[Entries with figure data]
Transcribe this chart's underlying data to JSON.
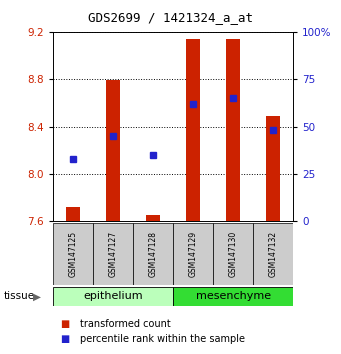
{
  "title": "GDS2699 / 1421324_a_at",
  "samples": [
    "GSM147125",
    "GSM147127",
    "GSM147128",
    "GSM147129",
    "GSM147130",
    "GSM147132"
  ],
  "transformed_counts": [
    7.72,
    8.79,
    7.65,
    9.14,
    9.14,
    8.49
  ],
  "percentile_ranks": [
    33,
    45,
    35,
    62,
    65,
    48
  ],
  "ymin": 7.6,
  "ymax": 9.2,
  "yticks": [
    7.6,
    8.0,
    8.4,
    8.8,
    9.2
  ],
  "right_yticks": [
    0,
    25,
    50,
    75,
    100
  ],
  "bar_color": "#cc2200",
  "dot_color": "#2222cc",
  "bar_bottom": 7.6,
  "groups": [
    {
      "name": "epithelium",
      "samples": [
        "GSM147125",
        "GSM147127",
        "GSM147128"
      ],
      "color": "#bbffbb"
    },
    {
      "name": "mesenchyme",
      "samples": [
        "GSM147129",
        "GSM147130",
        "GSM147132"
      ],
      "color": "#33dd33"
    }
  ],
  "sample_box_color": "#cccccc",
  "tissue_label": "tissue",
  "legend_red": "transformed count",
  "legend_blue": "percentile rank within the sample",
  "background_color": "#ffffff",
  "plot_bg": "#ffffff",
  "bar_width": 0.35,
  "title_fontsize": 9,
  "tick_fontsize": 7.5,
  "sample_fontsize": 5.5,
  "tissue_fontsize": 8,
  "legend_fontsize": 7
}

Problem to work on: Restate each entry word for word, please, but drop any images it holds.

Response to this exercise:
Transcribe this chart's underlying data to JSON.
{
  "title": "GDS2699 / 1421324_a_at",
  "samples": [
    "GSM147125",
    "GSM147127",
    "GSM147128",
    "GSM147129",
    "GSM147130",
    "GSM147132"
  ],
  "transformed_counts": [
    7.72,
    8.79,
    7.65,
    9.14,
    9.14,
    8.49
  ],
  "percentile_ranks": [
    33,
    45,
    35,
    62,
    65,
    48
  ],
  "ymin": 7.6,
  "ymax": 9.2,
  "yticks": [
    7.6,
    8.0,
    8.4,
    8.8,
    9.2
  ],
  "right_yticks": [
    0,
    25,
    50,
    75,
    100
  ],
  "bar_color": "#cc2200",
  "dot_color": "#2222cc",
  "bar_bottom": 7.6,
  "groups": [
    {
      "name": "epithelium",
      "samples": [
        "GSM147125",
        "GSM147127",
        "GSM147128"
      ],
      "color": "#bbffbb"
    },
    {
      "name": "mesenchyme",
      "samples": [
        "GSM147129",
        "GSM147130",
        "GSM147132"
      ],
      "color": "#33dd33"
    }
  ],
  "sample_box_color": "#cccccc",
  "tissue_label": "tissue",
  "legend_red": "transformed count",
  "legend_blue": "percentile rank within the sample",
  "background_color": "#ffffff",
  "plot_bg": "#ffffff",
  "bar_width": 0.35,
  "title_fontsize": 9,
  "tick_fontsize": 7.5,
  "sample_fontsize": 5.5,
  "tissue_fontsize": 8,
  "legend_fontsize": 7
}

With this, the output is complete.